▸ **PROVIDED RECORDS**
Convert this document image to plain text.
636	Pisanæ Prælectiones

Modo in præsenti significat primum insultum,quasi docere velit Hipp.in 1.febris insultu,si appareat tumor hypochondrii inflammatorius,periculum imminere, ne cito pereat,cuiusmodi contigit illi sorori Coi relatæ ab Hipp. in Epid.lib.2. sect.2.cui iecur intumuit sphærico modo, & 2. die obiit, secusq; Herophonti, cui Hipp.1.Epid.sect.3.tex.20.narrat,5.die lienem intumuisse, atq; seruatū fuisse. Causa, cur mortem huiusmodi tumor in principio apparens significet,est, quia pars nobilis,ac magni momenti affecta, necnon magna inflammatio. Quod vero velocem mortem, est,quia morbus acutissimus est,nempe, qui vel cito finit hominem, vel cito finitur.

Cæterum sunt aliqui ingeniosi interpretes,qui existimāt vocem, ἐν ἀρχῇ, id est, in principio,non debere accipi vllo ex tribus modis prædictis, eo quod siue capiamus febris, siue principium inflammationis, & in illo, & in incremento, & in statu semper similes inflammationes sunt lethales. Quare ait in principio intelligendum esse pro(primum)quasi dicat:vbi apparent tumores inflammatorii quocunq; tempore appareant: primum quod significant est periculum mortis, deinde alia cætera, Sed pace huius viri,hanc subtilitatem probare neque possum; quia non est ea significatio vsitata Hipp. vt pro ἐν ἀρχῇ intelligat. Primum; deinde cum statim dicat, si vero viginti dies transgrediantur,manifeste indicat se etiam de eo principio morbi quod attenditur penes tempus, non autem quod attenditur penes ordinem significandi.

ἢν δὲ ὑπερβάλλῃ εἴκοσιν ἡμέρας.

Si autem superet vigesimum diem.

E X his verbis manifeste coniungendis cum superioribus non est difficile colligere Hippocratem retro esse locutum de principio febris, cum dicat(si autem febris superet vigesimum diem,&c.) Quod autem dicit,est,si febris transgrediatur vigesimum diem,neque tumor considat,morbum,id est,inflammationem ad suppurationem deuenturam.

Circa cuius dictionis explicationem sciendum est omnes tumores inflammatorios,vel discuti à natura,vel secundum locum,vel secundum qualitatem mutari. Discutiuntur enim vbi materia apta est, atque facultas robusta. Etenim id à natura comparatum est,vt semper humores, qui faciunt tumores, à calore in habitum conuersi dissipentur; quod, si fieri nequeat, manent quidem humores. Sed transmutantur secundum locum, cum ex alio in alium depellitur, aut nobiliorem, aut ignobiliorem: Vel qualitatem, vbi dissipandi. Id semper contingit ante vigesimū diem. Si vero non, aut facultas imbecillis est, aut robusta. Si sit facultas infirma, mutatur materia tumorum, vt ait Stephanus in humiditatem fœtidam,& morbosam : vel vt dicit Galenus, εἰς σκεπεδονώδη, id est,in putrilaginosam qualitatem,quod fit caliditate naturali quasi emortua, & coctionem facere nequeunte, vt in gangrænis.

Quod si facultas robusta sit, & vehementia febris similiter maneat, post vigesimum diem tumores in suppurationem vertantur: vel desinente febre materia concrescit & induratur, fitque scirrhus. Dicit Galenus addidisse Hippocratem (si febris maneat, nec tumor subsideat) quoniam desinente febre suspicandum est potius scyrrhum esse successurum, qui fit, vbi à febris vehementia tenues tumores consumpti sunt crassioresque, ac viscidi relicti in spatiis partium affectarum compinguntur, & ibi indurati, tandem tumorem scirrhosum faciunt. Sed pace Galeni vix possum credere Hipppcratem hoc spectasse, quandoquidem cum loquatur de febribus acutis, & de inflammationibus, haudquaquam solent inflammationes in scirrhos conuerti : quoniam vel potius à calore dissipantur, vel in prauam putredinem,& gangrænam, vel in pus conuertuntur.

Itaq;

▸ **YOUR INSTRUCTIONS**
All lines holding the word "superet" must be found in the listing and copied.

▸ **TASK OUTPUT**
Si autem superet vigesimum diem.
E X his verbis manifeste coniungendis cum superioribus non est difficile colligere Hippocratem retro esse locutum de principio febris, cum dicat(si autem febris superet vigesimum diem,&c.) Quod autem dicit,est,si febris transgrediatur vigesimum diem,neque tumor considat,morbum,id est,inflammationem ad suppurationem deuenturam.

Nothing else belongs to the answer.